» **WHAT IS NEEDED**:
Return all lines in the material below that contain "structured".

» **MATERIAL PROVIDED**:

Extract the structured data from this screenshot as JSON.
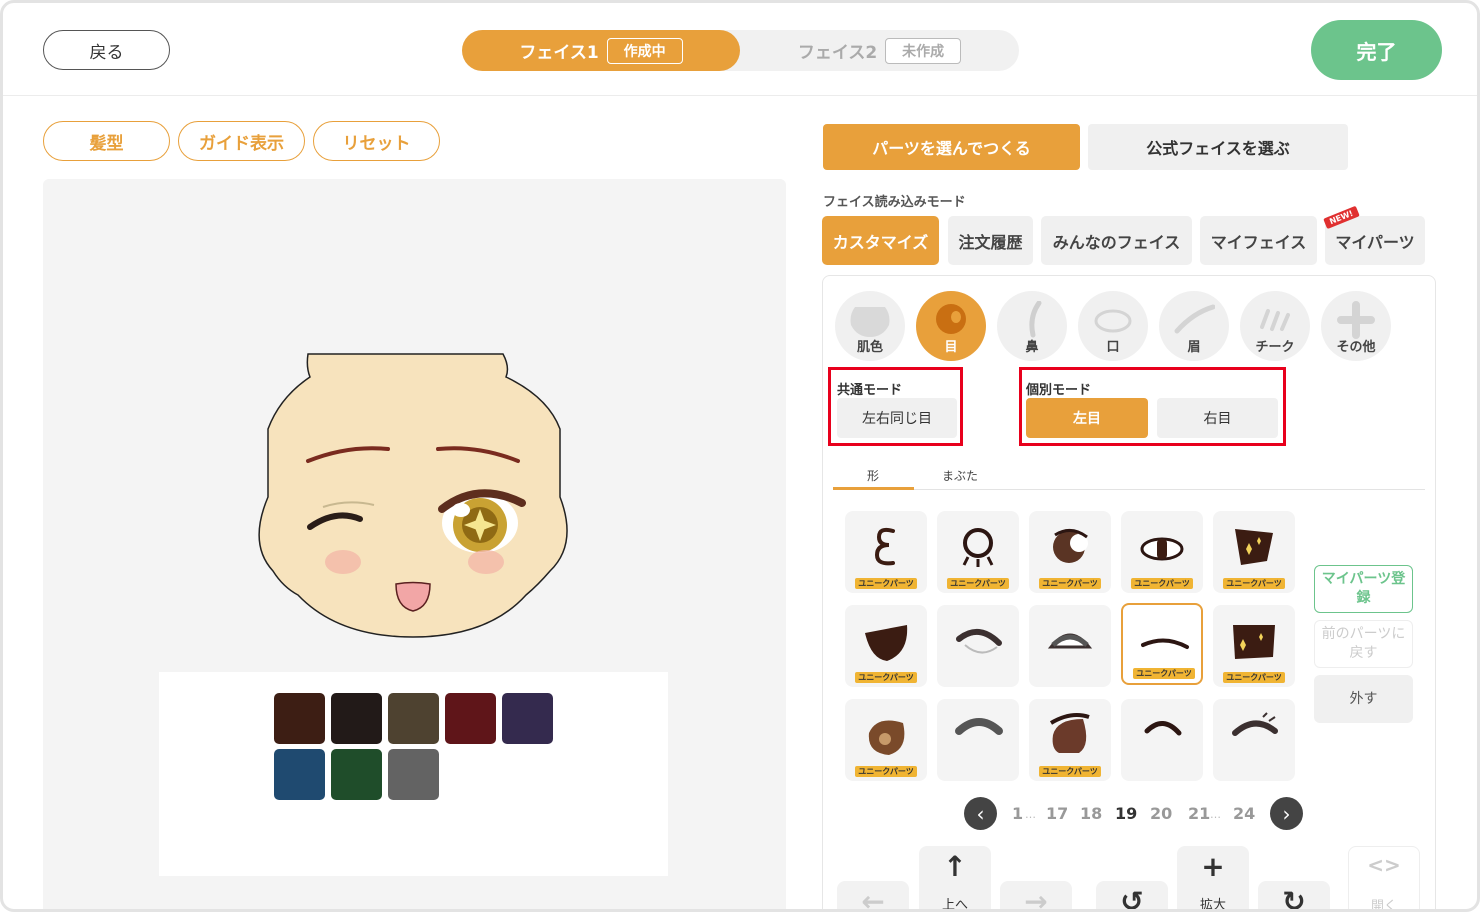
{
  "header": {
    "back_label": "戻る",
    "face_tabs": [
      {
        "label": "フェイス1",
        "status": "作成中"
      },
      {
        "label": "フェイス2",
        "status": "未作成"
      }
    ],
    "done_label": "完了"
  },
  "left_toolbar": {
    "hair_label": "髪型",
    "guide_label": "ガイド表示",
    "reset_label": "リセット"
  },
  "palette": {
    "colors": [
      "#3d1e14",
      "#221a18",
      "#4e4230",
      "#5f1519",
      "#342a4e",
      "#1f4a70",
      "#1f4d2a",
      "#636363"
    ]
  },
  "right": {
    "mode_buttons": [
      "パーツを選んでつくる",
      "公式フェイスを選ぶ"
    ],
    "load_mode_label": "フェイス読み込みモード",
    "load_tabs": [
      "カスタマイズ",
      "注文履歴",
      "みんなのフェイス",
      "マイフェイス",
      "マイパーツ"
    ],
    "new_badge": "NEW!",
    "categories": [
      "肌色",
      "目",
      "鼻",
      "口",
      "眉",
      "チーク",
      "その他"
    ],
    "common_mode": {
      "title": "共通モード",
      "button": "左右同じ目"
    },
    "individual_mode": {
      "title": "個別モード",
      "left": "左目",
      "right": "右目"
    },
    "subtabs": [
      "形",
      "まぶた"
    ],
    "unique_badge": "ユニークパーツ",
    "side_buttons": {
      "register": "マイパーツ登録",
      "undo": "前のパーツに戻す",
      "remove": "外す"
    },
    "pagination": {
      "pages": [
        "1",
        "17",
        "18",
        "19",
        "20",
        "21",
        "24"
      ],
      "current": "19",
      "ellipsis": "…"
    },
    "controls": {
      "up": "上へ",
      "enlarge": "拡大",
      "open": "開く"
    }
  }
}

* * *

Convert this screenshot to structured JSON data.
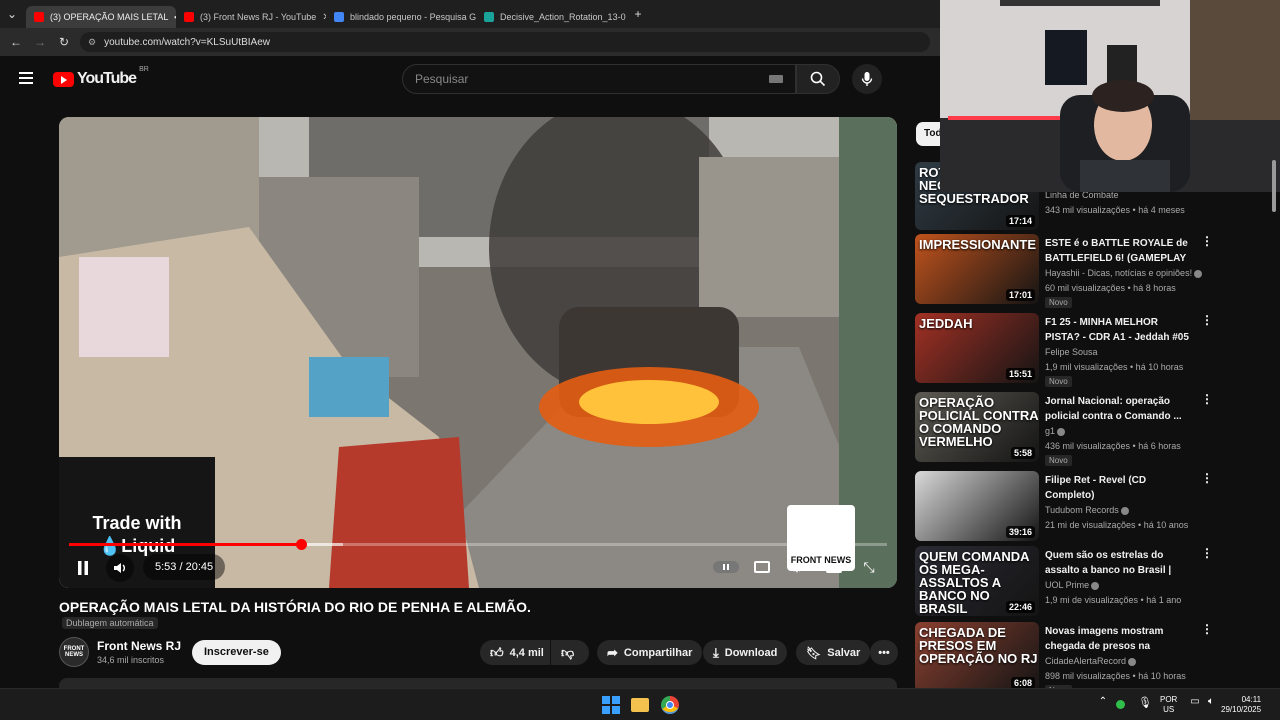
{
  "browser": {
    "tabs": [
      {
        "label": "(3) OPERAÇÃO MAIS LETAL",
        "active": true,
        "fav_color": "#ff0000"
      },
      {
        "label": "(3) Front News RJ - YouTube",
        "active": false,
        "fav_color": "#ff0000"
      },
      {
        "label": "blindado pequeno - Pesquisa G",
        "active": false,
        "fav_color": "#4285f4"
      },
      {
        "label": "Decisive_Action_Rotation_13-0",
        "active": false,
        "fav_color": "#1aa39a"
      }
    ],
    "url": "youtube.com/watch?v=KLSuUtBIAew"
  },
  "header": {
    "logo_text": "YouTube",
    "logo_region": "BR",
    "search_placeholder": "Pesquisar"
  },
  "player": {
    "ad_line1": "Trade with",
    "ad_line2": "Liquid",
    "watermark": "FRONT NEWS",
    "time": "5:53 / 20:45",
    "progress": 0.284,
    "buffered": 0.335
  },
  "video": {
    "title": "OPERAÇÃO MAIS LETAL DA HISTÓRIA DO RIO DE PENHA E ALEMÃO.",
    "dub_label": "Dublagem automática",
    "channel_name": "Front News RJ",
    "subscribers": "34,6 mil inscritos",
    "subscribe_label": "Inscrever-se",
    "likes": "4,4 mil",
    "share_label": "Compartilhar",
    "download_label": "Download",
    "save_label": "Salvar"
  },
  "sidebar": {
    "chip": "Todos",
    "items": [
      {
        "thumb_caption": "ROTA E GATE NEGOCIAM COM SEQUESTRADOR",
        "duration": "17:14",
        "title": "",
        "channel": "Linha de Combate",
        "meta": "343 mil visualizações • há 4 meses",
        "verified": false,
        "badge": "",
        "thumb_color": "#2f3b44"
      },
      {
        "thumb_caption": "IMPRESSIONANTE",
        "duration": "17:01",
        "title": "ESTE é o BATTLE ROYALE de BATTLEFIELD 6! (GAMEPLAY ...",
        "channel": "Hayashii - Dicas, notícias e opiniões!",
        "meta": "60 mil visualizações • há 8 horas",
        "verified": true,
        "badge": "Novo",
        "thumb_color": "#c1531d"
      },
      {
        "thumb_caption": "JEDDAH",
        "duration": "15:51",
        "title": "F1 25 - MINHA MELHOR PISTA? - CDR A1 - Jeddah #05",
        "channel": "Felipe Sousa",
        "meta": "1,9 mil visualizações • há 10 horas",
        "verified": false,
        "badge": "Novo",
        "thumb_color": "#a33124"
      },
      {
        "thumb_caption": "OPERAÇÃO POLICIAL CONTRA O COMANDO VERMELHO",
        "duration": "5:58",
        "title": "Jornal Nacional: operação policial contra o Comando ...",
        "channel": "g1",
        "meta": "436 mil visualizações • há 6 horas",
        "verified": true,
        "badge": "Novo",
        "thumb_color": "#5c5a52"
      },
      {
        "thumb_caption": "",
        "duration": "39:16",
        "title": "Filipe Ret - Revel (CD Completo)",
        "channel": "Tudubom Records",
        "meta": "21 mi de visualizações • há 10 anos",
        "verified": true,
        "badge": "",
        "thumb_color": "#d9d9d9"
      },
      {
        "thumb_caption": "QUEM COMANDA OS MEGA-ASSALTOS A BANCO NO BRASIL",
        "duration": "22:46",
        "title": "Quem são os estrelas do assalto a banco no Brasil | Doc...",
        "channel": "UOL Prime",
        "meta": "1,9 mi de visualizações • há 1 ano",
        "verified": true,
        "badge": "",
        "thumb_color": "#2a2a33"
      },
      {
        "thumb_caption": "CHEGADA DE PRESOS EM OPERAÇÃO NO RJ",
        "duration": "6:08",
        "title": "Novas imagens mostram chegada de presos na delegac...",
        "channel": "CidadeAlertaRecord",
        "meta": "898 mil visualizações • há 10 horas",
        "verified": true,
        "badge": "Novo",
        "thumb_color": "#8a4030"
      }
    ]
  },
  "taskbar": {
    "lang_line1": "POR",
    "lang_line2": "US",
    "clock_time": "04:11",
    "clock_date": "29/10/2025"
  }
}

» **ANSWER IN FULL**:
Extract the structured data from this screenshot as JSON.
Convert this screenshot to structured JSON data.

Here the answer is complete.